| TASK TO CARRY OUT |
Extract all lines from the data beneath that include the word "JSON".

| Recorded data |
◇ ◇ ◇ ◇

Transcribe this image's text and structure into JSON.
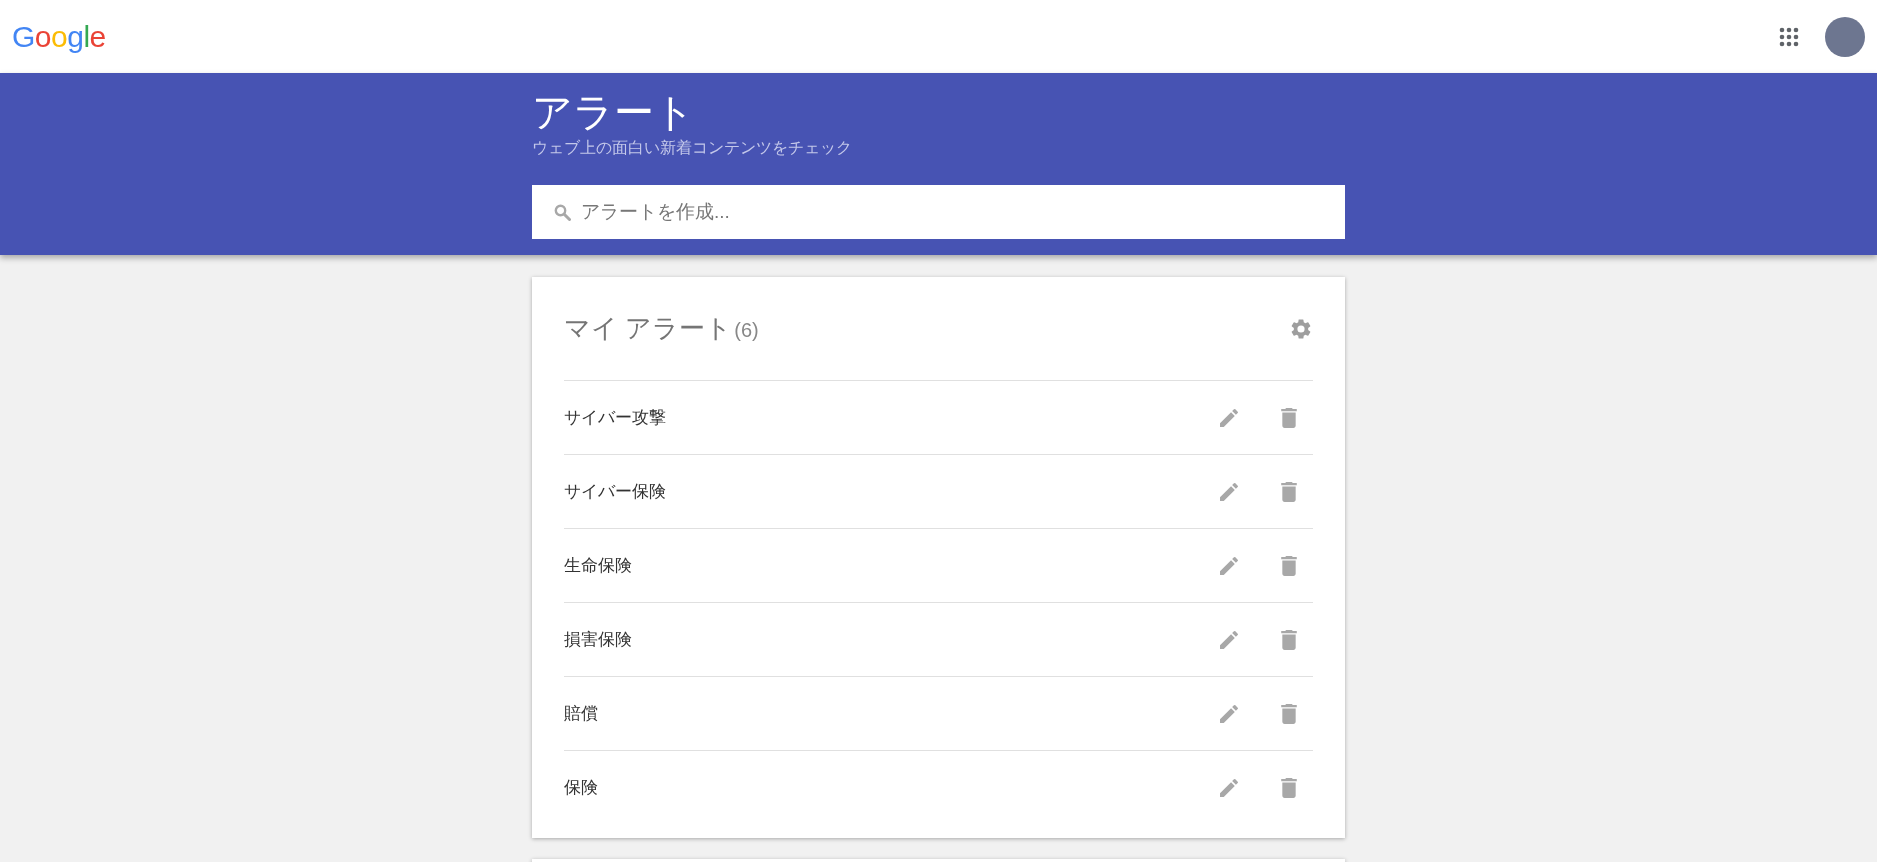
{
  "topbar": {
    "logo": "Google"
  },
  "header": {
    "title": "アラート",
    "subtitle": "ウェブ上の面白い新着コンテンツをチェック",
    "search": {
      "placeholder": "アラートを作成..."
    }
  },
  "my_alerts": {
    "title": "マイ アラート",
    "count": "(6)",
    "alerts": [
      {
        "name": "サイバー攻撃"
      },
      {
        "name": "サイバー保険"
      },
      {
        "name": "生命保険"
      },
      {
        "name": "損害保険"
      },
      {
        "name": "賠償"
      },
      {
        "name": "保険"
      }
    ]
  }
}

◇ ◇ ◇ ◇

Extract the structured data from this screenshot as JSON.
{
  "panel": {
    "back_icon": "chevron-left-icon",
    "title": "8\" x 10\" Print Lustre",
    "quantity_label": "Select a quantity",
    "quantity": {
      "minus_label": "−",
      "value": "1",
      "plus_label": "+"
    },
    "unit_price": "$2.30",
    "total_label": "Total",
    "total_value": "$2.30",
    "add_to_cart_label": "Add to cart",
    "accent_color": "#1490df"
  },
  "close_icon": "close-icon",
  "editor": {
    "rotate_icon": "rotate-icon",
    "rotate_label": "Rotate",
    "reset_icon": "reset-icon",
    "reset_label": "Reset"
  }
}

◇ ◇ ◇ ◇

| WORKED SOLUTION |
Transcribe this image's text and structure into JSON.
Extract the structured data from this screenshot as JSON.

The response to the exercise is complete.